Dataset excerpts →

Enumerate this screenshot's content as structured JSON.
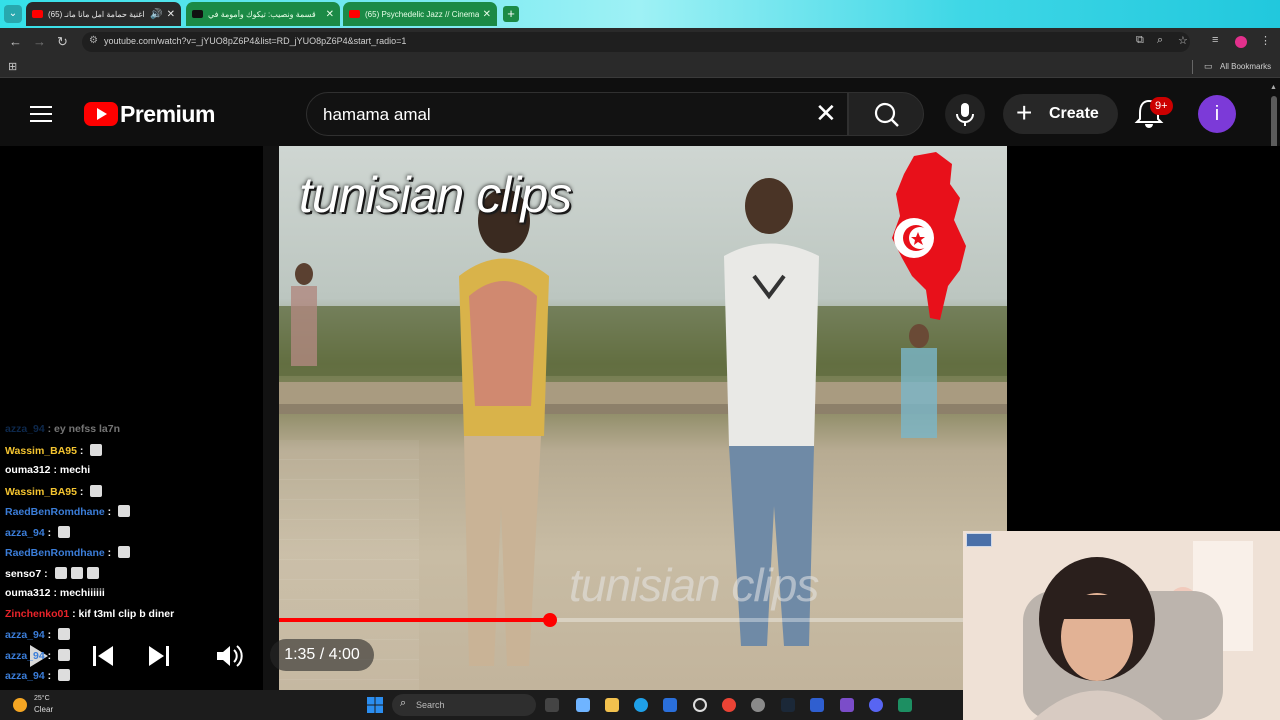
{
  "browser": {
    "tabs": [
      {
        "title": "اغنية حمامة امل مانا مانـ (65)",
        "muted": true
      },
      {
        "title": "قسمة ونصيب: تيكوك وأمومة في",
        "muted": false
      },
      {
        "title": "(65) Psychedelic Jazz // Cinema",
        "muted": false
      }
    ],
    "url": "youtube.com/watch?v=_jYUO8pZ6P4&list=RD_jYUO8pZ6P4&start_radio=1",
    "bookmarks_label": "All Bookmarks"
  },
  "youtube": {
    "brand": "Premium",
    "search_value": "hamama amal",
    "create_label": "Create",
    "notification_count": "9+",
    "avatar_letter": "i"
  },
  "video": {
    "watermark_top": "tunisian clips",
    "watermark_bottom": "tunisian clips",
    "time": "1:35 / 4:00",
    "progress_fraction": 0.3958
  },
  "chat": [
    {
      "user": "azza_94",
      "text": "ey nefss la7n",
      "color": "#1e5aa8",
      "emotes": 0,
      "faded": true
    },
    {
      "user": "Wassim_BA95",
      "text": "",
      "color": "#f4c430",
      "emotes": 1
    },
    {
      "user": "ouma312",
      "text": "mechi",
      "color": "#ffffff",
      "emotes": 0
    },
    {
      "user": "Wassim_BA95",
      "text": "",
      "color": "#f4c430",
      "emotes": 1
    },
    {
      "user": "RaedBenRomdhane",
      "text": "",
      "color": "#3b7dd8",
      "emotes": 1
    },
    {
      "user": "azza_94",
      "text": "",
      "color": "#3b7dd8",
      "emotes": 1
    },
    {
      "user": "RaedBenRomdhane",
      "text": "",
      "color": "#3b7dd8",
      "emotes": 1
    },
    {
      "user": "senso7",
      "text": "",
      "color": "#ffffff",
      "emotes": 3
    },
    {
      "user": "ouma312",
      "text": "mechiiiiii",
      "color": "#ffffff",
      "emotes": 0
    },
    {
      "user": "Zinchenko01",
      "text": "kif t3ml clip b diner",
      "color": "#e8242a",
      "emotes": 0
    },
    {
      "user": "azza_94",
      "text": "",
      "color": "#3b7dd8",
      "emotes": 1
    },
    {
      "user": "azza_94",
      "text": "",
      "color": "#3b7dd8",
      "emotes": 1
    },
    {
      "user": "azza_94",
      "text": "",
      "color": "#3b7dd8",
      "emotes": 1
    }
  ],
  "taskbar": {
    "temperature": "25°C",
    "condition": "Clear",
    "search_placeholder": "Search"
  },
  "icons": [
    "menu-icon",
    "search-icon",
    "mic-icon",
    "bell-icon",
    "play-icon",
    "skip-previous-icon",
    "skip-next-icon",
    "volume-icon",
    "windows-start-icon"
  ]
}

TASK GOAL → Set down the complete material exactly, but do not include the images.

SOLVED EXERCISE →
Enumerate this screenshot's content as structured JSON.
{
  "browser": {
    "tabs": [
      {
        "title": "اغنية حمامة امل مانا مانـ (65)",
        "muted": true
      },
      {
        "title": "قسمة ونصيب: تيكوك وأمومة في",
        "muted": false
      },
      {
        "title": "(65) Psychedelic Jazz // Cinema",
        "muted": false
      }
    ],
    "url": "youtube.com/watch?v=_jYUO8pZ6P4&list=RD_jYUO8pZ6P4&start_radio=1",
    "bookmarks_label": "All Bookmarks"
  },
  "youtube": {
    "brand": "Premium",
    "search_value": "hamama amal",
    "create_label": "Create",
    "notification_count": "9+",
    "avatar_letter": "i"
  },
  "video": {
    "watermark_top": "tunisian clips",
    "watermark_bottom": "tunisian clips",
    "time": "1:35 / 4:00",
    "progress_fraction": 0.3958
  },
  "chat": [
    {
      "user": "azza_94",
      "text": "ey nefss la7n",
      "color": "#1e5aa8",
      "emotes": 0,
      "faded": true
    },
    {
      "user": "Wassim_BA95",
      "text": "",
      "color": "#f4c430",
      "emotes": 1
    },
    {
      "user": "ouma312",
      "text": "mechi",
      "color": "#ffffff",
      "emotes": 0
    },
    {
      "user": "Wassim_BA95",
      "text": "",
      "color": "#f4c430",
      "emotes": 1
    },
    {
      "user": "RaedBenRomdhane",
      "text": "",
      "color": "#3b7dd8",
      "emotes": 1
    },
    {
      "user": "azza_94",
      "text": "",
      "color": "#3b7dd8",
      "emotes": 1
    },
    {
      "user": "RaedBenRomdhane",
      "text": "",
      "color": "#3b7dd8",
      "emotes": 1
    },
    {
      "user": "senso7",
      "text": "",
      "color": "#ffffff",
      "emotes": 3
    },
    {
      "user": "ouma312",
      "text": "mechiiiiii",
      "color": "#ffffff",
      "emotes": 0
    },
    {
      "user": "Zinchenko01",
      "text": "kif t3ml clip b diner",
      "color": "#e8242a",
      "emotes": 0
    },
    {
      "user": "azza_94",
      "text": "",
      "color": "#3b7dd8",
      "emotes": 1
    },
    {
      "user": "azza_94",
      "text": "",
      "color": "#3b7dd8",
      "emotes": 1
    },
    {
      "user": "azza_94",
      "text": "",
      "color": "#3b7dd8",
      "emotes": 1
    }
  ],
  "taskbar": {
    "temperature": "25°C",
    "condition": "Clear",
    "search_placeholder": "Search"
  },
  "icons": [
    "menu-icon",
    "search-icon",
    "mic-icon",
    "bell-icon",
    "play-icon",
    "skip-previous-icon",
    "skip-next-icon",
    "volume-icon",
    "windows-start-icon"
  ]
}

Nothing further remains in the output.